Write out all the data again, exactly as it stands.

(Dataset items)
┏━━
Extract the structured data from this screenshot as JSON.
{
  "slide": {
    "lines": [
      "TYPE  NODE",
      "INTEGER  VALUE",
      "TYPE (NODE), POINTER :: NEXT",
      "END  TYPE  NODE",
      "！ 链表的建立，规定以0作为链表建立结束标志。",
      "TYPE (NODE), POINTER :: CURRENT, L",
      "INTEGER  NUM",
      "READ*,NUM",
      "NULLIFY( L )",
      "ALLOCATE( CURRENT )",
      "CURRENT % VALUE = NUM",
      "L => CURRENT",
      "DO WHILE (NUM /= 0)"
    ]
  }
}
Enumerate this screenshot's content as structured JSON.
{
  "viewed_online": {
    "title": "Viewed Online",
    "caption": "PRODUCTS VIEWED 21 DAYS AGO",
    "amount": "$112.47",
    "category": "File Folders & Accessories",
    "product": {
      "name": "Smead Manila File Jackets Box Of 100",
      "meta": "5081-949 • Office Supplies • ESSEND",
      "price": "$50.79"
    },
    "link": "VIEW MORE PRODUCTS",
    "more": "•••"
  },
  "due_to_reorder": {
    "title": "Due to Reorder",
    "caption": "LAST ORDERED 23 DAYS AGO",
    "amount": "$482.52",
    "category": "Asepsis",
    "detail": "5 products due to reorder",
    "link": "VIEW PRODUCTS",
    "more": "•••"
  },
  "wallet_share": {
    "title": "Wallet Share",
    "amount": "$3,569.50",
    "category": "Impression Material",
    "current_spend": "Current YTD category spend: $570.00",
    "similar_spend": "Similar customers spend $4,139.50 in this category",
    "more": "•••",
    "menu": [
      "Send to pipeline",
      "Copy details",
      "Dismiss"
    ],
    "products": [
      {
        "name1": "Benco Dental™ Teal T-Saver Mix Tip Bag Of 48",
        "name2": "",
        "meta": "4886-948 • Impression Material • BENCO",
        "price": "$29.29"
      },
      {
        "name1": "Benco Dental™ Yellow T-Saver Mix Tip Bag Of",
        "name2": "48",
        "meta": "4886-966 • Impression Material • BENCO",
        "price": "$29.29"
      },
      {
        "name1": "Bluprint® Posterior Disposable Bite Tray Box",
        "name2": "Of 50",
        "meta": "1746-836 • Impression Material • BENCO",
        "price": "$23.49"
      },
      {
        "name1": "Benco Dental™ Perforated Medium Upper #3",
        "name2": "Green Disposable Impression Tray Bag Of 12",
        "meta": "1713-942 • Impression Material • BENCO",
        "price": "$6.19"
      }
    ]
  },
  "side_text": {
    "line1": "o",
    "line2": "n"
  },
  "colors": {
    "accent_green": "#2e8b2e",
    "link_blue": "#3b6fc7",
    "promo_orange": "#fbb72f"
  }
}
┗━━
**Task response:**
Extract the structured data from this screenshot as JSON.
{
  "slide": {
    "lines": [
      "TYPE  NODE",
      "INTEGER  VALUE",
      "TYPE (NODE), POINTER :: NEXT",
      "END  TYPE  NODE",
      "！ 链表的建立，规定以0作为链表建立结束标志。",
      "TYPE (NODE), POINTER :: CURRENT, L",
      "INTEGER  NUM",
      "READ*,NUM",
      "NULLIFY( L )",
      "ALLOCATE( CURRENT )",
      "CURRENT % VALUE = NUM",
      "L => CURRENT",
      "DO WHILE (NUM /= 0)"
    ]
  }
}
Enumerate this screenshot's content as structured JSON.
{
  "viewed_online": {
    "title": "Viewed Online",
    "caption": "PRODUCTS VIEWED 21 DAYS AGO",
    "amount": "$112.47",
    "category": "File Folders & Accessories",
    "product": {
      "name": "Smead Manila File Jackets Box Of 100",
      "meta": "5081-949 • Office Supplies • ESSEND",
      "price": "$50.79"
    },
    "link": "VIEW MORE PRODUCTS",
    "more": "•••"
  },
  "due_to_reorder": {
    "title": "Due to Reorder",
    "caption": "LAST ORDERED 23 DAYS AGO",
    "amount": "$482.52",
    "category": "Asepsis",
    "detail": "5 products due to reorder",
    "link": "VIEW PRODUCTS",
    "more": "•••"
  },
  "wallet_share": {
    "title": "Wallet Share",
    "amount": "$3,569.50",
    "category": "Impression Material",
    "current_spend": "Current YTD category spend: $570.00",
    "similar_spend": "Similar customers spend $4,139.50 in this category",
    "more": "•••",
    "menu": [
      "Send to pipeline",
      "Copy details",
      "Dismiss"
    ],
    "products": [
      {
        "name1": "Benco Dental™ Teal T-Saver Mix Tip Bag Of 48",
        "name2": "",
        "meta": "4886-948 • Impression Material • BENCO",
        "price": "$29.29"
      },
      {
        "name1": "Benco Dental™ Yellow T-Saver Mix Tip Bag Of",
        "name2": "48",
        "meta": "4886-966 • Impression Material • BENCO",
        "price": "$29.29"
      },
      {
        "name1": "Bluprint® Posterior Disposable Bite Tray Box",
        "name2": "Of 50",
        "meta": "1746-836 • Impression Material • BENCO",
        "price": "$23.49"
      },
      {
        "name1": "Benco Dental™ Perforated Medium Upper #3",
        "name2": "Green Disposable Impression Tray Bag Of 12",
        "meta": "1713-942 • Impression Material • BENCO",
        "price": "$6.19"
      }
    ]
  },
  "side_text": {
    "line1": "o",
    "line2": "n"
  },
  "colors": {
    "accent_green": "#2e8b2e",
    "link_blue": "#3b6fc7",
    "promo_orange": "#fbb72f"
  }
}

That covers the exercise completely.